_SET EXERCISE_
Set the following entries down again exactly, line by line.

Figure collection entries

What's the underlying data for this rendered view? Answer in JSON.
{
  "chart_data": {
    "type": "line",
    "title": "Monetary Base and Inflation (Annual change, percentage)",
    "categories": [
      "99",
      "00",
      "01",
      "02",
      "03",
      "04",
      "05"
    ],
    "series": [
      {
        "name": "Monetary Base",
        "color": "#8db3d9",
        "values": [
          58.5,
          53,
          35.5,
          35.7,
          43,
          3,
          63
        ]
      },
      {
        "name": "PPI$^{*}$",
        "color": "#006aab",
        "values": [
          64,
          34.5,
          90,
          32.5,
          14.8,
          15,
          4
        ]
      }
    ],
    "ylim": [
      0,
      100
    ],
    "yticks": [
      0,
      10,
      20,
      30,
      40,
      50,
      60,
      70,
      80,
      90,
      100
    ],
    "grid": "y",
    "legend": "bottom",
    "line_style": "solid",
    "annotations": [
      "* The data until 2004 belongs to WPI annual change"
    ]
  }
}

_WORKED SOLUTION_
What's the underlying data for this rendered view? Answer in JSON.
{
  "chart_data": {
    "type": "line",
    "title": "Monetary Base and Inflation (Annual change, percentage)",
    "categories": [
      "99",
      "00",
      "01",
      "02",
      "03",
      "04",
      "05"
    ],
    "series": [
      {
        "name": "Monetary Base",
        "color": "#8db3d9",
        "values": [
          58.5,
          53,
          35.5,
          35.7,
          43,
          3,
          63
        ]
      },
      {
        "name": "PPI$^{*}$",
        "color": "#006aab",
        "values": [
          64,
          34.5,
          90,
          32.5,
          14.8,
          15,
          4
        ]
      }
    ],
    "ylim": [
      0,
      100
    ],
    "yticks": [
      0,
      10,
      20,
      30,
      40,
      50,
      60,
      70,
      80,
      90,
      100
    ],
    "grid": "y",
    "legend": "bottom",
    "line_style": "solid",
    "annotations": [
      "* The data until 2004 belongs to WPI annual change"
    ]
  }
}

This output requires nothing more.